◆ Description of the task ◆
Extract and list every line that contains the word "plattegronden".

(Saved data entries)

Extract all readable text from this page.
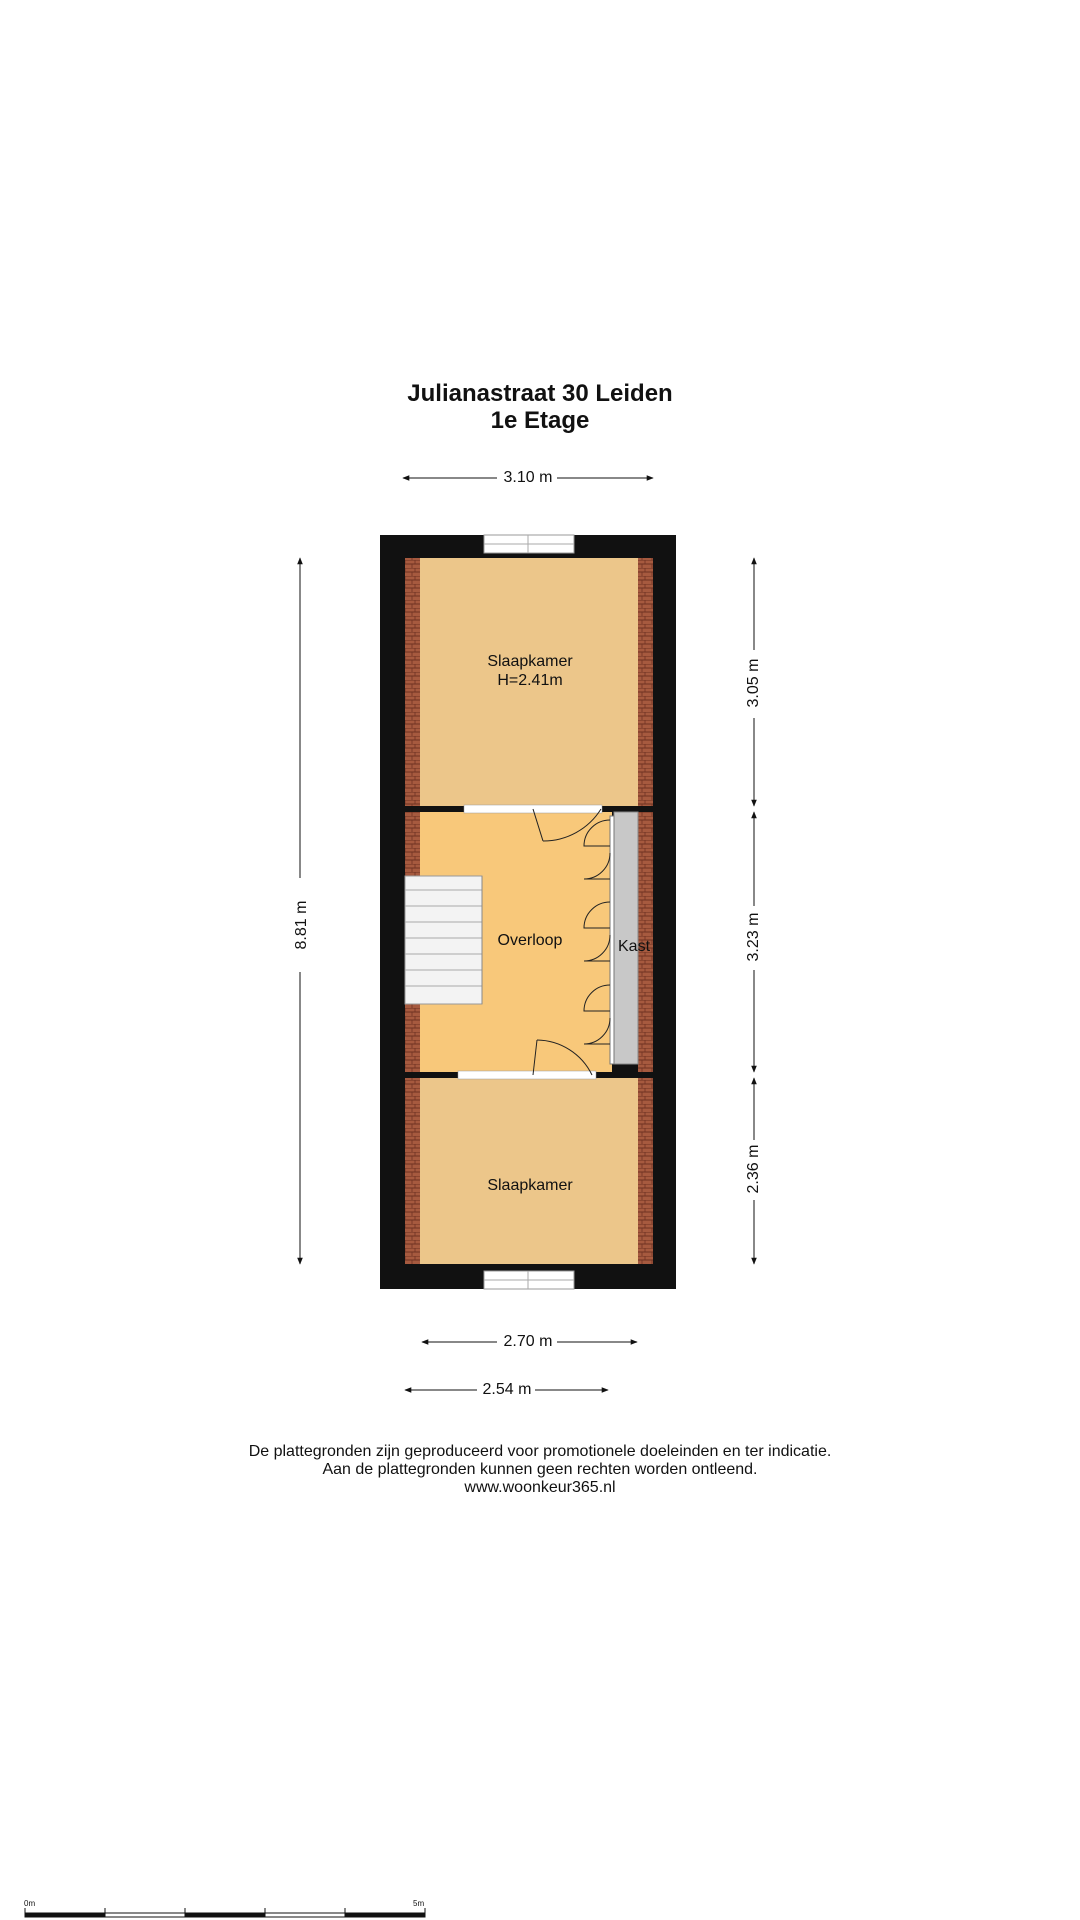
Julianastraat 30 Leiden
1e Etage
3.10 m
8.81 m
3.05 m
3.23 m
2.36 m
2.70 m
2.54 m
Slaapkamer
H=2.41m
Overloop	Kast
Slaapkamer
De plattegronden zijn geproduceerd voor promotionele doeleinden en ter indicatie.
Aan de plattegronden kunnen geen rechten worden ontleend.
www.woonkeur365.nl
0m	5m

◆ Exercise output ◆
De plattegronden zijn geproduceerd voor promotionele doeleinden en ter indicatie.
Aan de plattegronden kunnen geen rechten worden ontleend.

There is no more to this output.